Supplied records »
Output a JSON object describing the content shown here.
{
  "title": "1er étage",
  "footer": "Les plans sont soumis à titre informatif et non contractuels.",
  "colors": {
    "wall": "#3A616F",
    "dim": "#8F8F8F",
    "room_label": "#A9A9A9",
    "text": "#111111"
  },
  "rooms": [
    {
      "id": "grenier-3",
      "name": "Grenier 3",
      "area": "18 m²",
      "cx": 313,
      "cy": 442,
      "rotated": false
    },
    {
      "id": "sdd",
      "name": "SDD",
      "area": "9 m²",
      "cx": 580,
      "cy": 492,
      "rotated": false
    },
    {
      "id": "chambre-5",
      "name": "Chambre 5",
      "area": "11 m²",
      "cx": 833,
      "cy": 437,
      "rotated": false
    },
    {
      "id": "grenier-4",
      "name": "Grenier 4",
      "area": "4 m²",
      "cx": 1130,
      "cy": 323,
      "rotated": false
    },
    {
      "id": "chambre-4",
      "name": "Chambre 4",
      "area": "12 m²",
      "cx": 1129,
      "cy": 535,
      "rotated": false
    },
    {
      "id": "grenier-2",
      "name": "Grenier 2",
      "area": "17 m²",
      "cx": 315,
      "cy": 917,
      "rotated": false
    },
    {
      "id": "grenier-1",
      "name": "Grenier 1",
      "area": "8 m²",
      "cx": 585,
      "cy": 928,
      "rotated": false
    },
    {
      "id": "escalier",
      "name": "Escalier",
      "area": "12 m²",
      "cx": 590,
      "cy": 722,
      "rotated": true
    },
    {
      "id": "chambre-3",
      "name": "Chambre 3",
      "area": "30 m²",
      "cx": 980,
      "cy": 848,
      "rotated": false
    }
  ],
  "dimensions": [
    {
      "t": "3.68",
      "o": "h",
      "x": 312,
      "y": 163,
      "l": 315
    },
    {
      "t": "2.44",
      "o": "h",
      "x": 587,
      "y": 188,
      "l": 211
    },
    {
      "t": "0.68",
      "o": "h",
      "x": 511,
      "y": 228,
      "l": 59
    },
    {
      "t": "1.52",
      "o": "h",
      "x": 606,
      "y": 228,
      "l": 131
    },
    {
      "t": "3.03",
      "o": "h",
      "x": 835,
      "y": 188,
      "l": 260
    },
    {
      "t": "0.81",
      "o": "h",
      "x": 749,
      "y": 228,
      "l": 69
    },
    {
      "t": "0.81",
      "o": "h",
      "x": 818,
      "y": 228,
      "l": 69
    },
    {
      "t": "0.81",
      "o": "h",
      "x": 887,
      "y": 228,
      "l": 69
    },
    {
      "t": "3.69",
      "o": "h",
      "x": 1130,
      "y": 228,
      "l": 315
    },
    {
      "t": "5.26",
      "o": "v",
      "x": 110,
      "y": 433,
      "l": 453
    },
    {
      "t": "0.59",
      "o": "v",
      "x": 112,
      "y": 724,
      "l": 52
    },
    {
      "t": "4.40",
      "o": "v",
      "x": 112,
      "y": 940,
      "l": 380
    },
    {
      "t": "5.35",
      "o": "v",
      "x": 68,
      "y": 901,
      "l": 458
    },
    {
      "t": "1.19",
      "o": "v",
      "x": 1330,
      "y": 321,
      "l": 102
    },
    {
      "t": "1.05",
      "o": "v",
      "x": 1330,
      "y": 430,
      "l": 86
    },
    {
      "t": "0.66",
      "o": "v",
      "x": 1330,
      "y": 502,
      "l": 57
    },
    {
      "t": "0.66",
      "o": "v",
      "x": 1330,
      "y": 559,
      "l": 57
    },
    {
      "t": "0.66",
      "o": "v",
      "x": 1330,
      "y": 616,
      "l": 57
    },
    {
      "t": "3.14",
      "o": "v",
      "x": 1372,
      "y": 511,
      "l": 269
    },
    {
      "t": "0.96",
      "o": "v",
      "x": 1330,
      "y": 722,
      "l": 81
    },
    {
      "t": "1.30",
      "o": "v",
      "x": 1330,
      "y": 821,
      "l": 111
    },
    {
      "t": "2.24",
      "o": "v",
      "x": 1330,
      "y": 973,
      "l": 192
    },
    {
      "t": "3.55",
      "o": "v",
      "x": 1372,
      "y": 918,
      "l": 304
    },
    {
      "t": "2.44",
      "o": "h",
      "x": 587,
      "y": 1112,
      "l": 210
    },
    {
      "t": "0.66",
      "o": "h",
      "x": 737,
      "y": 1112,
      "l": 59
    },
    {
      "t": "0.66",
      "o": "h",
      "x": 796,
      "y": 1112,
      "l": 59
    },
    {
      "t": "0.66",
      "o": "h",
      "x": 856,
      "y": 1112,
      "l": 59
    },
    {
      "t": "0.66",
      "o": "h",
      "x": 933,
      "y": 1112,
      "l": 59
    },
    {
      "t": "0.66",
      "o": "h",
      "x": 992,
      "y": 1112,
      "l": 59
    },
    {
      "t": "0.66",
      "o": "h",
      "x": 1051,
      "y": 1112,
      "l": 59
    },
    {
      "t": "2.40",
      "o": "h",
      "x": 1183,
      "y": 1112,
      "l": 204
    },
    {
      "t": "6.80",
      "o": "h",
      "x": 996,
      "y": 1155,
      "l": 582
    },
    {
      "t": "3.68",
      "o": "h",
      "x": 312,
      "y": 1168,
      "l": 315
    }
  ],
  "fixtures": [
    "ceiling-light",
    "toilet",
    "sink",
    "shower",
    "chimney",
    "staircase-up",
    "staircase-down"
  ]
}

What is expected »
Copy each line of the data above that holds "name".

Solution for this exercise »
      "name": "Grenier 3",
      "name": "SDD",
      "name": "Chambre 5",
      "name": "Grenier 4",
      "name": "Chambre 4",
      "name": "Grenier 2",
      "name": "Grenier 1",
      "name": "Escalier",
      "name": "Chambre 3",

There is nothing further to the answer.